Spatial annotation records
-- Start --

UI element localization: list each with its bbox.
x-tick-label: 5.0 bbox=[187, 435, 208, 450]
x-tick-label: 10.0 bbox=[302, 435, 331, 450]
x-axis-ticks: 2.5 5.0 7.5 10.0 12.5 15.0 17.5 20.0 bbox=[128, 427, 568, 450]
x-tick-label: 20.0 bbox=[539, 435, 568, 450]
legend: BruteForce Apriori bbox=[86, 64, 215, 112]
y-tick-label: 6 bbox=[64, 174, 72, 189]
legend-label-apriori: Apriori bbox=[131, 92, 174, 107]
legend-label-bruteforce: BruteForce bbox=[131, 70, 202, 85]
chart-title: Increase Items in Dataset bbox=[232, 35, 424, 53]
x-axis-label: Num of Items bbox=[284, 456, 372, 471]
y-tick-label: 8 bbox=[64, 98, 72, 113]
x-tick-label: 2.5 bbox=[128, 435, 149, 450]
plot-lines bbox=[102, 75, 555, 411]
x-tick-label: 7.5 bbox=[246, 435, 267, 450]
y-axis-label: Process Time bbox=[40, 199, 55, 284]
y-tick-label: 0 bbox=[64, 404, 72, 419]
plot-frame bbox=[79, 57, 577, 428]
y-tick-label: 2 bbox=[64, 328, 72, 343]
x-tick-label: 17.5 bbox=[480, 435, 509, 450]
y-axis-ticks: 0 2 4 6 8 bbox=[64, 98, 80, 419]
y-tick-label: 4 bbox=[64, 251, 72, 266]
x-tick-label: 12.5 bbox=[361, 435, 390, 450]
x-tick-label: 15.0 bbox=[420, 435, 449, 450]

-- End --

EXERCISE
Please change "Num of Items" to "Number of Items" in the lines above, leaving everything else unchanged.

COMPLETE OUTPUT
UI element localization: list each with its bbox.
x-tick-label: 5.0 bbox=[187, 435, 208, 450]
x-tick-label: 10.0 bbox=[302, 435, 331, 450]
x-axis-ticks: 2.5 5.0 7.5 10.0 12.5 15.0 17.5 20.0 bbox=[128, 427, 568, 450]
x-tick-label: 20.0 bbox=[539, 435, 568, 450]
legend: BruteForce Apriori bbox=[86, 64, 215, 112]
y-tick-label: 6 bbox=[64, 174, 72, 189]
legend-label-apriori: Apriori bbox=[131, 92, 174, 107]
legend-label-bruteforce: BruteForce bbox=[131, 70, 202, 85]
chart-title: Increase Items in Dataset bbox=[232, 35, 424, 53]
x-axis-label: Number of Items bbox=[284, 456, 372, 471]
y-tick-label: 8 bbox=[64, 98, 72, 113]
x-tick-label: 2.5 bbox=[128, 435, 149, 450]
plot-lines bbox=[102, 75, 555, 411]
x-tick-label: 7.5 bbox=[246, 435, 267, 450]
y-axis-label: Process Time bbox=[40, 199, 55, 284]
y-tick-label: 0 bbox=[64, 404, 72, 419]
plot-frame bbox=[79, 57, 577, 428]
y-tick-label: 2 bbox=[64, 328, 72, 343]
x-tick-label: 17.5 bbox=[480, 435, 509, 450]
y-axis-ticks: 0 2 4 6 8 bbox=[64, 98, 80, 419]
y-tick-label: 4 bbox=[64, 251, 72, 266]
x-tick-label: 12.5 bbox=[361, 435, 390, 450]
x-tick-label: 15.0 bbox=[420, 435, 449, 450]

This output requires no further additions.